Quoted text:
________________________________________

Ever since it started Off-Broadway at New York Theater Workshop, “Slave Play” has been a celebrity magnet.
Madonna, Stephen Sondheim, Whoopi Goldberg and Scarlett Johansson were just some of the boldface attendees at the downtown East Fourth Street space. Since beginning previews on Broadway last month at the Golden Theatre, Janelle Monae, Gloria Steinem and Rihanna have paid visits to see the provocative play. (Rihanna, creating a bit of internet backlash, infamously texted during the show.)
More came in droves to Sunday night’s official Broadway opening.

________________________________________

Listed records:
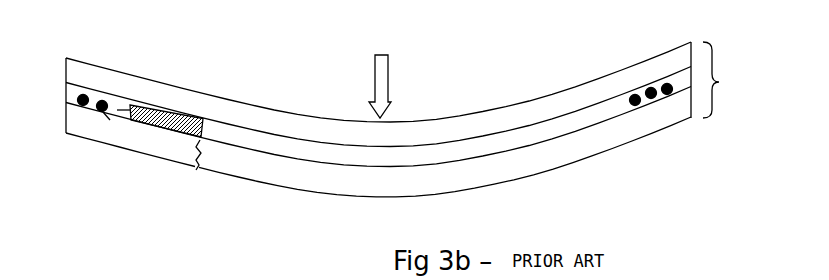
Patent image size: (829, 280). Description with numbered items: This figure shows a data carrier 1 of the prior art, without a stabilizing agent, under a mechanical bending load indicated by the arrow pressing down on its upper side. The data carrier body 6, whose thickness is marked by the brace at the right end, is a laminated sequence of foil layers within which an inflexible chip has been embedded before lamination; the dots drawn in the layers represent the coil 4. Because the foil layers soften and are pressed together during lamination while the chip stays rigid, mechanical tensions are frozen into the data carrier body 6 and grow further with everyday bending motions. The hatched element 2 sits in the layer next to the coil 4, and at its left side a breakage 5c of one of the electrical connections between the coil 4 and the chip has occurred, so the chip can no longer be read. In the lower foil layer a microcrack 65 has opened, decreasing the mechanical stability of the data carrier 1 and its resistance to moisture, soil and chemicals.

The data carrier 1 is at (407, 124).
The sensor element 2 is at (167, 112).
The coil 4 is at (80, 105).
The breakage 5c is at (115, 107).
The data carrier body 6 is at (720, 80).
The microcrack 65 is at (188, 167).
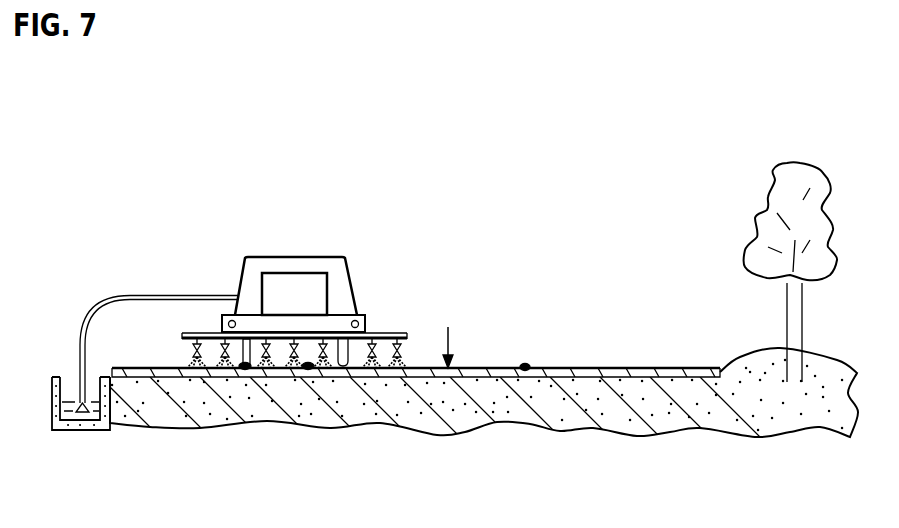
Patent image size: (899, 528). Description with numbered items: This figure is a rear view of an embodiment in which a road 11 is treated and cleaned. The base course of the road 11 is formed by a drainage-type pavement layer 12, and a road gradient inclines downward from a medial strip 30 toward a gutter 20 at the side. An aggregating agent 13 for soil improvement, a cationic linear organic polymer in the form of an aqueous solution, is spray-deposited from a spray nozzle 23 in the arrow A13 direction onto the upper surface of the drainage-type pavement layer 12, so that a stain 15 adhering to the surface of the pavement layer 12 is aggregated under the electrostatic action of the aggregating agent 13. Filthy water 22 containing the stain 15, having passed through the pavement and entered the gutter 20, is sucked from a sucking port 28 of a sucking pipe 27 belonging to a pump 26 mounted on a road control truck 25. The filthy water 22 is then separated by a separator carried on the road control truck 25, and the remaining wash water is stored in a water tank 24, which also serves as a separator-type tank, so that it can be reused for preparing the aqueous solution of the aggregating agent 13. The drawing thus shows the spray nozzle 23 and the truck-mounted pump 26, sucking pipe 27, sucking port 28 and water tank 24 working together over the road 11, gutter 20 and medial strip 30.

The road 11 is at (493, 368).
The drainage-type pavement layer 12 is at (428, 380).
The aggregating agent 13 is at (388, 332).
The arrow A13 direction A13 is at (451, 335).
The stain 15 is at (308, 363).
The gutter 20 is at (53, 400).
The filthy water 22 is at (67, 412).
The spray nozzle 23 is at (185, 345).
The water tank 24 is at (318, 334).
The road control truck 25 is at (221, 323).
The pump 26 is at (245, 262).
The sucking pipe 27 is at (101, 318).
The sucking port 28 is at (82, 414).
The medial strip 30 is at (748, 352).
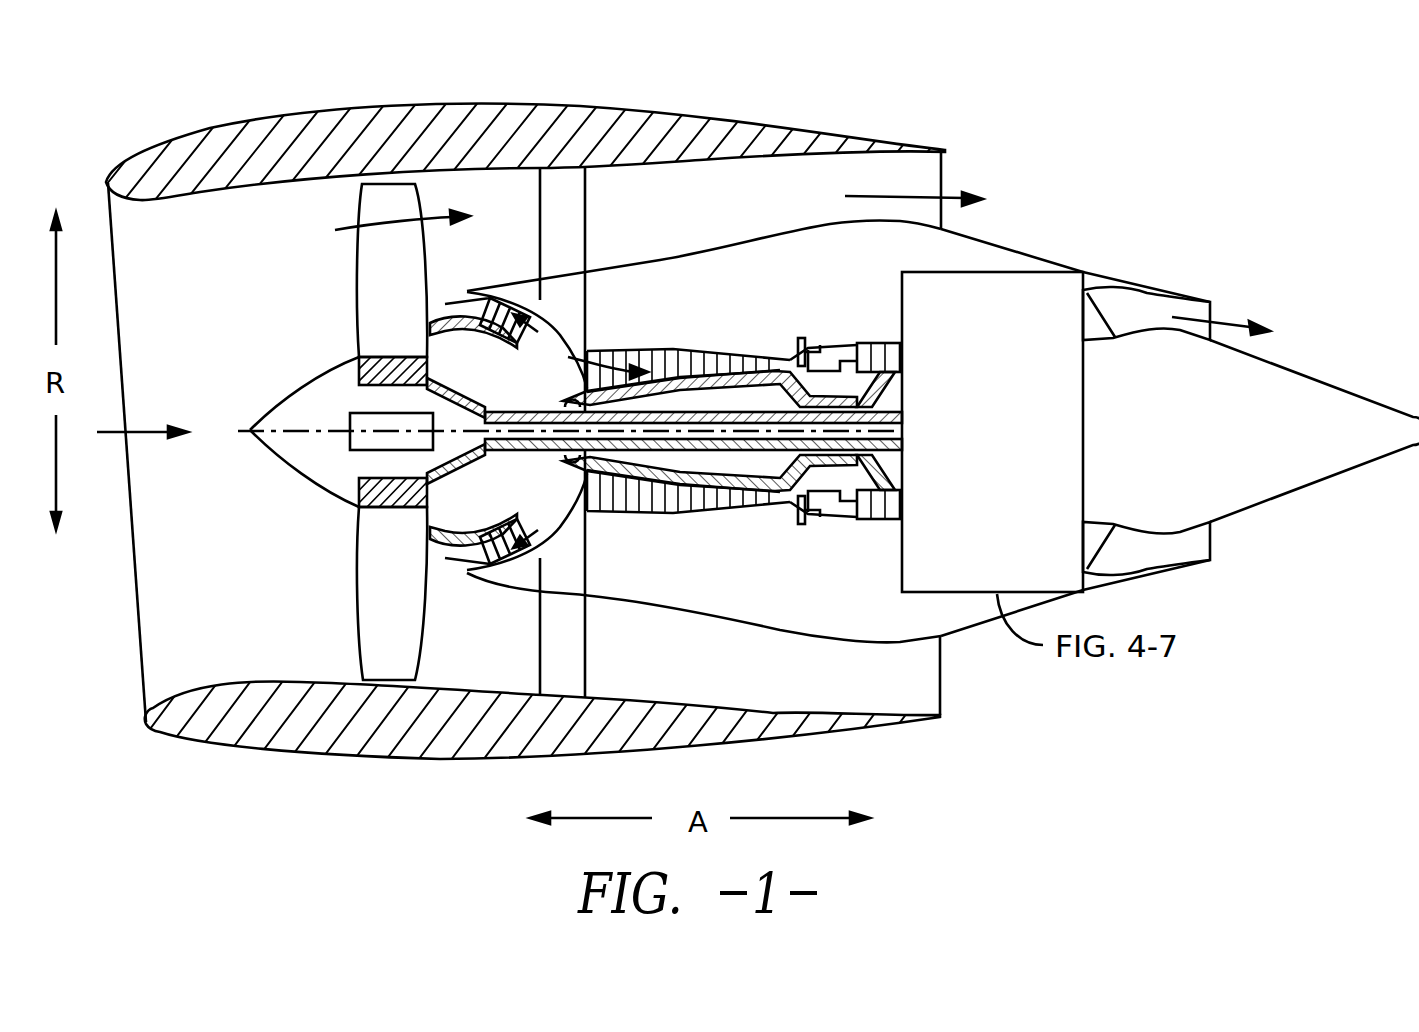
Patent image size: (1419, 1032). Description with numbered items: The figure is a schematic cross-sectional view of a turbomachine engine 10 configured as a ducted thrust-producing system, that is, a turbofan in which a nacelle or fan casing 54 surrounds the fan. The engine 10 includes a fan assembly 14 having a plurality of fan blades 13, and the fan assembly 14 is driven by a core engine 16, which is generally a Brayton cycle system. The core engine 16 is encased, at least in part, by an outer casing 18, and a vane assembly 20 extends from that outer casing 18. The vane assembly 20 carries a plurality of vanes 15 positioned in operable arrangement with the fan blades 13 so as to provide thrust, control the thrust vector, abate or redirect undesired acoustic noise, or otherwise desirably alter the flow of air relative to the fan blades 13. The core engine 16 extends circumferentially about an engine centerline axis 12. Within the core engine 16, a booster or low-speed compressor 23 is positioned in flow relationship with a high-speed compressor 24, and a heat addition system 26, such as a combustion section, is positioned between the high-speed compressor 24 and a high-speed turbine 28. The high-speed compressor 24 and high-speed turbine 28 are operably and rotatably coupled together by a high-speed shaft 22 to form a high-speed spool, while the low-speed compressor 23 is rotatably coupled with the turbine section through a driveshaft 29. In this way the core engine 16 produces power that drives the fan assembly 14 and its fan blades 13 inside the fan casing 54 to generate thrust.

The engine 10 is at (1158, 192).
The engine centerline axis 12 is at (1120, 432).
The fan blades 13 is at (356, 623).
The fan assembly 14 is at (442, 86).
The vanes 15 is at (585, 192).
The core engine 16 is at (792, 272).
The outer casing 18 is at (784, 628).
The vane assembly 20 is at (607, 616).
The high-speed shaft 22 is at (792, 355).
The low-speed compressor 23 is at (535, 527).
The high-speed compressor 24 is at (620, 522).
The heat addition system 26 is at (818, 520).
The high-speed turbine 28 is at (878, 334).
The driveshaft 29 is at (538, 410).
The nacelle or fan casing 54 is at (432, 764).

________________________________________

What this task involves:
In the text about "Slave Play," at which theater did the Broadway previews begin?

Solution to this task:
The Golden Theatre.